> _THE EXERCISE_: Can you transcribe the data exactly? Leave the pictures out.

> _DATA SECTION_:
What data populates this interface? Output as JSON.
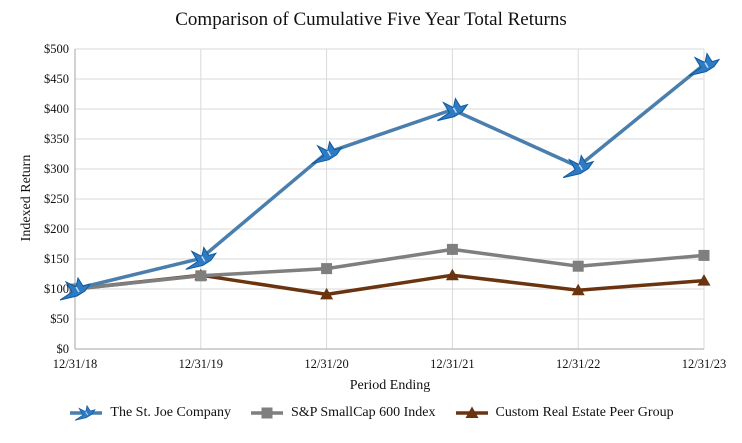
{
  "chart_data": {
    "type": "line",
    "title": "Comparison of Cumulative Five Year Total Returns",
    "xlabel": "Period Ending",
    "ylabel": "Indexed Return",
    "categories": [
      "12/31/18",
      "12/31/19",
      "12/31/20",
      "12/31/21",
      "12/31/22",
      "12/31/23"
    ],
    "ylim": [
      0,
      500
    ],
    "yticks": [
      0,
      50,
      100,
      150,
      200,
      250,
      300,
      350,
      400,
      450,
      500
    ],
    "ytick_labels": [
      "$0",
      "$50",
      "$100",
      "$150",
      "$200",
      "$250",
      "$300",
      "$350",
      "$400",
      "$450",
      "$500"
    ],
    "grid": true,
    "legend_position": "bottom",
    "series": [
      {
        "name": "The St. Joe Company",
        "color": "#4a7fad",
        "marker": "bird-icon",
        "values": [
          100,
          151,
          327,
          399,
          304,
          474
        ]
      },
      {
        "name": "S&P SmallCap 600 Index",
        "color": "#7f7f7f",
        "marker": "square",
        "values": [
          100,
          122,
          134,
          166,
          138,
          156
        ]
      },
      {
        "name": "Custom Real Estate Peer Group",
        "color": "#6b3410",
        "marker": "triangle",
        "values": [
          100,
          123,
          91,
          123,
          98,
          114
        ]
      }
    ]
  }
}
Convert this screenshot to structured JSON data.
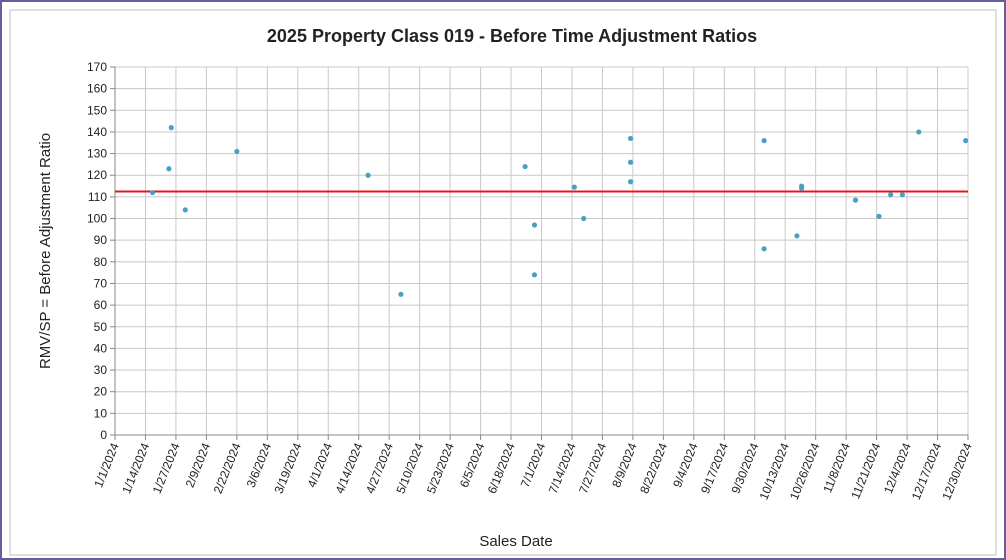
{
  "chart_data": {
    "type": "scatter",
    "title": "2025 Property Class 019 - Before Time Adjustment Ratios",
    "xlabel": "Sales Date",
    "ylabel": "RMV/SP = Before Adjustment  Ratio",
    "xlim": [
      "1/1/2024",
      "12/30/2024"
    ],
    "xticks": [
      "1/1/2024",
      "1/14/2024",
      "1/27/2024",
      "2/9/2024",
      "2/22/2024",
      "3/6/2024",
      "3/19/2024",
      "4/1/2024",
      "4/14/2024",
      "4/27/2024",
      "5/10/2024",
      "5/23/2024",
      "6/5/2024",
      "6/18/2024",
      "7/1/2024",
      "7/14/2024",
      "7/27/2024",
      "8/9/2024",
      "8/22/2024",
      "9/4/2024",
      "9/17/2024",
      "9/30/2024",
      "10/13/2024",
      "10/26/2024",
      "11/8/2024",
      "11/21/2024",
      "12/4/2024",
      "12/17/2024",
      "12/30/2024"
    ],
    "ylim": [
      0,
      170
    ],
    "yticks": [
      0,
      10,
      20,
      30,
      40,
      50,
      60,
      70,
      80,
      90,
      100,
      110,
      120,
      130,
      140,
      150,
      160,
      170
    ],
    "grid": true,
    "color": "#4a9fc4",
    "reference_line": {
      "value": 112.5,
      "color": "#e8141c"
    },
    "x": [
      "1/17/2024",
      "1/24/2024",
      "1/25/2024",
      "1/31/2024",
      "2/22/2024",
      "4/18/2024",
      "5/2/2024",
      "6/24/2024",
      "6/28/2024",
      "6/28/2024",
      "7/15/2024",
      "7/19/2024",
      "8/8/2024",
      "8/8/2024",
      "8/8/2024",
      "10/4/2024",
      "10/4/2024",
      "10/18/2024",
      "10/20/2024",
      "10/20/2024",
      "11/12/2024",
      "11/22/2024",
      "11/27/2024",
      "12/2/2024",
      "12/9/2024",
      "12/29/2024"
    ],
    "values": [
      112,
      123,
      142,
      104,
      131,
      120,
      65,
      124,
      97,
      74,
      114.5,
      100,
      137,
      126,
      117,
      136,
      86,
      92,
      115,
      114,
      108.5,
      101,
      111,
      111,
      140,
      136
    ]
  }
}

> _WORKED ANSWER_:
What data populates this interface? Output as JSON.
{
  "chart_data": {
    "type": "line",
    "title": "Comparison of Cumulative Five Year Total Returns",
    "xlabel": "Period Ending",
    "ylabel": "Indexed Return",
    "categories": [
      "12/31/18",
      "12/31/19",
      "12/31/20",
      "12/31/21",
      "12/31/22",
      "12/31/23"
    ],
    "ylim": [
      0,
      500
    ],
    "yticks": [
      0,
      50,
      100,
      150,
      200,
      250,
      300,
      350,
      400,
      450,
      500
    ],
    "ytick_labels": [
      "$0",
      "$50",
      "$100",
      "$150",
      "$200",
      "$250",
      "$300",
      "$350",
      "$400",
      "$450",
      "$500"
    ],
    "grid": true,
    "legend_position": "bottom",
    "series": [
      {
        "name": "The St. Joe Company",
        "color": "#4a7fad",
        "marker": "bird-icon",
        "values": [
          100,
          151,
          327,
          399,
          304,
          474
        ]
      },
      {
        "name": "S&P SmallCap 600 Index",
        "color": "#7f7f7f",
        "marker": "square",
        "values": [
          100,
          122,
          134,
          166,
          138,
          156
        ]
      },
      {
        "name": "Custom Real Estate Peer Group",
        "color": "#6b3410",
        "marker": "triangle",
        "values": [
          100,
          123,
          91,
          123,
          98,
          114
        ]
      }
    ]
  }
}
Convert this screenshot to structured JSON data.
{
  "chart_data": {
    "type": "scatter",
    "title": "2025 Property Class 019 - Before Time Adjustment Ratios",
    "xlabel": "Sales Date",
    "ylabel": "RMV/SP = Before Adjustment  Ratio",
    "xlim": [
      "1/1/2024",
      "12/30/2024"
    ],
    "xticks": [
      "1/1/2024",
      "1/14/2024",
      "1/27/2024",
      "2/9/2024",
      "2/22/2024",
      "3/6/2024",
      "3/19/2024",
      "4/1/2024",
      "4/14/2024",
      "4/27/2024",
      "5/10/2024",
      "5/23/2024",
      "6/5/2024",
      "6/18/2024",
      "7/1/2024",
      "7/14/2024",
      "7/27/2024",
      "8/9/2024",
      "8/22/2024",
      "9/4/2024",
      "9/17/2024",
      "9/30/2024",
      "10/13/2024",
      "10/26/2024",
      "11/8/2024",
      "11/21/2024",
      "12/4/2024",
      "12/17/2024",
      "12/30/2024"
    ],
    "ylim": [
      0,
      170
    ],
    "yticks": [
      0,
      10,
      20,
      30,
      40,
      50,
      60,
      70,
      80,
      90,
      100,
      110,
      120,
      130,
      140,
      150,
      160,
      170
    ],
    "grid": true,
    "color": "#4a9fc4",
    "reference_line": {
      "value": 112.5,
      "color": "#e8141c"
    },
    "x": [
      "1/17/2024",
      "1/24/2024",
      "1/25/2024",
      "1/31/2024",
      "2/22/2024",
      "4/18/2024",
      "5/2/2024",
      "6/24/2024",
      "6/28/2024",
      "6/28/2024",
      "7/15/2024",
      "7/19/2024",
      "8/8/2024",
      "8/8/2024",
      "8/8/2024",
      "10/4/2024",
      "10/4/2024",
      "10/18/2024",
      "10/20/2024",
      "10/20/2024",
      "11/12/2024",
      "11/22/2024",
      "11/27/2024",
      "12/2/2024",
      "12/9/2024",
      "12/29/2024"
    ],
    "values": [
      112,
      123,
      142,
      104,
      131,
      120,
      65,
      124,
      97,
      74,
      114.5,
      100,
      137,
      126,
      117,
      136,
      86,
      92,
      115,
      114,
      108.5,
      101,
      111,
      111,
      140,
      136
    ]
  }
}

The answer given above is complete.